++++ Provided information

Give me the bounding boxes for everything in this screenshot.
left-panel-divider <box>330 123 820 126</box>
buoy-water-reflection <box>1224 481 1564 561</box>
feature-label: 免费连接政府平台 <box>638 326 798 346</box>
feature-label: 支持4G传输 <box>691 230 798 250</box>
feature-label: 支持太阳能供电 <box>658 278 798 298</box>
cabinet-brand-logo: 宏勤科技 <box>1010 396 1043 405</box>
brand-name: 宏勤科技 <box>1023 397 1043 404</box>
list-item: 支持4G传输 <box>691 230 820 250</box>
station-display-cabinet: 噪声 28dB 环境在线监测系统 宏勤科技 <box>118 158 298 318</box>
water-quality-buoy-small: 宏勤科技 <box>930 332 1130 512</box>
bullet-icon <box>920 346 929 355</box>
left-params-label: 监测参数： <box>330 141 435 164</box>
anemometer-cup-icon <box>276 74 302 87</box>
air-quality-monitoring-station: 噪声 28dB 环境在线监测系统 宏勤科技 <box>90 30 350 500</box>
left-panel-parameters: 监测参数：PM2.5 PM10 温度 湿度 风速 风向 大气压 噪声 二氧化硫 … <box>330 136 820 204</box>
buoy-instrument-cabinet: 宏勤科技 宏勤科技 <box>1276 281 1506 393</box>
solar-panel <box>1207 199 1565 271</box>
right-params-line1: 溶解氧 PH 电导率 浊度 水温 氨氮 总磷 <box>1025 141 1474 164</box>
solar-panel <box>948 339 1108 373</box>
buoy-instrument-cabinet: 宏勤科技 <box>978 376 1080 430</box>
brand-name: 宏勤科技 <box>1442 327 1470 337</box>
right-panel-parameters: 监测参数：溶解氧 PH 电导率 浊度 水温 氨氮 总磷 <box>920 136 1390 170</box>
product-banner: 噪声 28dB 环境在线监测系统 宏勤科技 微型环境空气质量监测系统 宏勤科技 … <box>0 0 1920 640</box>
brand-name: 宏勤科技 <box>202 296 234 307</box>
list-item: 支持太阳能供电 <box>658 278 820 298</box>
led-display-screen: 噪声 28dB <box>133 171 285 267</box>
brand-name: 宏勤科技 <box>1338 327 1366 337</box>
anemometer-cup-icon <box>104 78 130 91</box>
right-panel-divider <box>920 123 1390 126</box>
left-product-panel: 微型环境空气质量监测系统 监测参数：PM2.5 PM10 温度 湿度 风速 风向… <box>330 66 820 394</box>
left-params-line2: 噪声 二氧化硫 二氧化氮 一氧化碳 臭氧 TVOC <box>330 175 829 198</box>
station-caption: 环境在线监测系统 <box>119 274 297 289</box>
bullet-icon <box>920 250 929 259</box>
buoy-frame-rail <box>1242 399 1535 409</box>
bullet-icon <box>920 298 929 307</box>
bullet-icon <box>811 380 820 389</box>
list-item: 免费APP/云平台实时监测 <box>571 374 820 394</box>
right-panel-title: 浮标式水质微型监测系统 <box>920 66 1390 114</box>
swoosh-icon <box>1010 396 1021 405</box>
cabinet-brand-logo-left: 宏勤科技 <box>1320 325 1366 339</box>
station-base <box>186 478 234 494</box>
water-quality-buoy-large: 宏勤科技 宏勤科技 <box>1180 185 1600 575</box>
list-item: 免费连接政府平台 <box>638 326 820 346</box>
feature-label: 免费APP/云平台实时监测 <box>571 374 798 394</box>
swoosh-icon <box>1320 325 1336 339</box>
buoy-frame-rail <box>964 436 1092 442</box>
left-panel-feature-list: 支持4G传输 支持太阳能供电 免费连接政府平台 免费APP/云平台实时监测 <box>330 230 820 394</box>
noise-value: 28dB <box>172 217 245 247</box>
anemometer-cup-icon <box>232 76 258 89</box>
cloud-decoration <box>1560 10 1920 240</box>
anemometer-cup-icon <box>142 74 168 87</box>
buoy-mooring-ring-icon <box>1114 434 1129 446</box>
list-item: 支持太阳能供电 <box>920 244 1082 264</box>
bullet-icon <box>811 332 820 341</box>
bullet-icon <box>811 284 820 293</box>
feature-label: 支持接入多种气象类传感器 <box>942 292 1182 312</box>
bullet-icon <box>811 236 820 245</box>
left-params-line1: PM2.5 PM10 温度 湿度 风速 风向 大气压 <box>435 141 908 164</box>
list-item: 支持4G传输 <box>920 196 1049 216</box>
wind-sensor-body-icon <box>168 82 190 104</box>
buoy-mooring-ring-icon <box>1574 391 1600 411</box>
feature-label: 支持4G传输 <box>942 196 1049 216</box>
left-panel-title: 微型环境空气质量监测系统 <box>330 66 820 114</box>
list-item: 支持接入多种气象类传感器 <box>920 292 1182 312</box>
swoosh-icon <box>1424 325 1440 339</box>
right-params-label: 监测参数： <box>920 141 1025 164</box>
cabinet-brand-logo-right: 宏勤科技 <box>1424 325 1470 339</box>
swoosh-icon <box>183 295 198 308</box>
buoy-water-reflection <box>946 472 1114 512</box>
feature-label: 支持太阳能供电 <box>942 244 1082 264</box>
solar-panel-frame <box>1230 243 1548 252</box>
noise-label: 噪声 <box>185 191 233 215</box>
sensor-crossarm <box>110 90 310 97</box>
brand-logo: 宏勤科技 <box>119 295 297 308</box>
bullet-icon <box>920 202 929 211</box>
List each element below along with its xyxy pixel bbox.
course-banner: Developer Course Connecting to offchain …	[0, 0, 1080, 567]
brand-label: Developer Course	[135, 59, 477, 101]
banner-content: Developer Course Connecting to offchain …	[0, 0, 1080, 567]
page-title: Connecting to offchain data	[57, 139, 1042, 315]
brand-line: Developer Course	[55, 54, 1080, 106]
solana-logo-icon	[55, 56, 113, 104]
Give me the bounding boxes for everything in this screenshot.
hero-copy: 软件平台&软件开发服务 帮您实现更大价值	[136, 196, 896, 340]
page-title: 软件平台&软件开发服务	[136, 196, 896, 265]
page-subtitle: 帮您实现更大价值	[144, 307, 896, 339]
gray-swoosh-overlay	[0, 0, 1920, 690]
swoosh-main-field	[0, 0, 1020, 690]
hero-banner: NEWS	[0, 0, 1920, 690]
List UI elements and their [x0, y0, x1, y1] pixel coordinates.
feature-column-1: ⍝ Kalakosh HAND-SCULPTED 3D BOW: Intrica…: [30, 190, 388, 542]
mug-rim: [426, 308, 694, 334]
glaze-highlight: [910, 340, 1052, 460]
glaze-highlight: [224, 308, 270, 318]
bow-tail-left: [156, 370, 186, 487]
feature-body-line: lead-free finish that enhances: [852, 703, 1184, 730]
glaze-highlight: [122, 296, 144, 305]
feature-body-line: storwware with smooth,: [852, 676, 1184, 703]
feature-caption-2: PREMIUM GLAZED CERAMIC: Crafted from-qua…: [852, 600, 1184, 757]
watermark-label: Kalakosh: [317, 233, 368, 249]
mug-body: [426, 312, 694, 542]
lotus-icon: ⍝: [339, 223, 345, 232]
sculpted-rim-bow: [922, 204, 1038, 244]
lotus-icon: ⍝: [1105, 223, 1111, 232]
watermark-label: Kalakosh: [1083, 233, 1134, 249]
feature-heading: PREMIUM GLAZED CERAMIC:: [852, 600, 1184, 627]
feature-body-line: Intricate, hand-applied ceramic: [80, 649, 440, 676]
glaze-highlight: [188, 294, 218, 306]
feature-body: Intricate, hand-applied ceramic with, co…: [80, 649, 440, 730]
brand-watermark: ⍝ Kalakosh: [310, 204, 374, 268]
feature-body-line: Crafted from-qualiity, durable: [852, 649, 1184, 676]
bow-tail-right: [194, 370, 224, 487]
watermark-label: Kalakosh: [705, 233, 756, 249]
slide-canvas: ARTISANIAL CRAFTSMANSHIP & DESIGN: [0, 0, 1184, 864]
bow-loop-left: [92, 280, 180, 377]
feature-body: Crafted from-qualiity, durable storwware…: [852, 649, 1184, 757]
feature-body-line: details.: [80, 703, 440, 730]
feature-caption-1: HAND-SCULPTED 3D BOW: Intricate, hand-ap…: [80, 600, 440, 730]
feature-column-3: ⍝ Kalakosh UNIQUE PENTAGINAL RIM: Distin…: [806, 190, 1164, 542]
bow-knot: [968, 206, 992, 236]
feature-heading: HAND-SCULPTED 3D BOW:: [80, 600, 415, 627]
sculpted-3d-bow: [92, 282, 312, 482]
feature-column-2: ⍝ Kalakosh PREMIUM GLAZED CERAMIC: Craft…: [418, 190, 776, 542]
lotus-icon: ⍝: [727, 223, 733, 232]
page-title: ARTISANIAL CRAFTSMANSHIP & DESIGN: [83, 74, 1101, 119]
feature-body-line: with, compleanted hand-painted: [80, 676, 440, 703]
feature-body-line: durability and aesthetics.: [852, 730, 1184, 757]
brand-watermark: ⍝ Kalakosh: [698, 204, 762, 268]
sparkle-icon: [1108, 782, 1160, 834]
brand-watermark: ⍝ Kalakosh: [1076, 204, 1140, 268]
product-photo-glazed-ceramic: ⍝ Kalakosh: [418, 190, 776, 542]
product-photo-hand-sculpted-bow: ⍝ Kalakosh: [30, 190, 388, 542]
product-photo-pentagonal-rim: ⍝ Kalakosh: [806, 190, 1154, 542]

++++++++

[Direction] Please recast everything from the start of the records down to the line containing "right-panel-title: 浮标式水质微型监测系统 <box>920", that line included, as a Markdown table with two columns, Number and Text. Give each line its own row and leave out blank lines.

[Completed task]
| Number | Text |
|---|---|
| 1 | Give me the bounding boxes for everything in this screenshot. |
| 2 | left-panel-divider <box>330 123 820 126</box> |
| 3 | buoy-water-reflection <box>1224 481 1564 561</box> |
| 4 | feature-label: 免费连接政府平台 <box>638 326 798 346</box> |
| 5 | feature-label: 支持4G传输 <box>691 230 798 250</box> |
| 6 | feature-label: 支持太阳能供电 <box>658 278 798 298</box> |
| 7 | cabinet-brand-logo: 宏勤科技 <box>1010 396 1043 405</box> |
| 8 | brand-name: 宏勤科技 <box>1023 397 1043 404</box> |
| 9 | list-item: 支持4G传输 <box>691 230 820 250</box> |
| 10 | station-display-cabinet: 噪声 28dB 环境在线监测系统 宏勤科技 <box>118 158 298 318</box> |
| 11 | water-quality-buoy-small: 宏勤科技 <box>930 332 1130 512</box> |
| 12 | bullet-icon <box>920 346 929 355</box> |
| 13 | left-params-label: 监测参数： <box>330 141 435 164</box> |
| 14 | anemometer-cup-icon <box>276 74 302 87</box> |
| 15 | air-quality-monitoring-station: 噪声 28dB 环境在线监测系统 宏勤科技 <box>90 30 350 500</box> |
| 16 | left-panel-parameters: 监测参数：PM2.5 PM10 温度 湿度 风速 风向 大气压 噪声 二氧化硫 … <box>330 136 820 204</box> |
| 17 | buoy-instrument-cabinet: 宏勤科技 宏勤科技 <box>1276 281 1506 393</box> |
| 18 | solar-panel <box>1207 199 1565 271</box> |
| 19 | right-params-line1: 溶解氧 PH 电导率 浊度 水温 氨氮 总磷 <box>1025 141 1474 164</box> |
| 20 | solar-panel <box>948 339 1108 373</box> |
| 21 | buoy-instrument-cabinet: 宏勤科技 <box>978 376 1080 430</box> |
| 22 | brand-name: 宏勤科技 <box>1442 327 1470 337</box> |
| 23 | right-panel-parameters: 监测参数：溶解氧 PH 电导率 浊度 水温 氨氮 总磷 <box>920 136 1390 170</box> |
| 24 | product-banner: 噪声 28dB 环境在线监测系统 宏勤科技 微型环境空气质量监测系统 宏勤科技 … <box>0 0 1920 640</box> |
| 25 | brand-name: 宏勤科技 <box>202 296 234 307</box> |
| 26 | list-item: 支持太阳能供电 <box>658 278 820 298</box> |
| 27 | led-display-screen: 噪声 28dB <box>133 171 285 267</box> |
| 28 | brand-name: 宏勤科技 <box>1338 327 1366 337</box> |
| 29 | anemometer-cup-icon <box>104 78 130 91</box> |
| 30 | right-panel-divider <box>920 123 1390 126</box> |
| 31 | left-product-panel: 微型环境空气质量监测系统 监测参数：PM2.5 PM10 温度 湿度 风速 风向… <box>330 66 820 394</box> |
| 32 | left-params-line2: 噪声 二氧化硫 二氧化氮 一氧化碳 臭氧 TVOC <box>330 175 829 198</box> |
| 33 | station-caption: 环境在线监测系统 <box>119 274 297 289</box> |
| 34 | bullet-icon <box>920 250 929 259</box> |
| 35 | buoy-frame-rail <box>1242 399 1535 409</box> |
| 36 | bullet-icon <box>920 298 929 307</box> |
| 37 | bullet-icon <box>811 380 820 389</box> |
| 38 | list-item: 免费APP/云平台实时监测 <box>571 374 820 394</box> |
| 39 | right-panel-title: 浮标式水质微型监测系统 <box>920 66 1390 114</box> |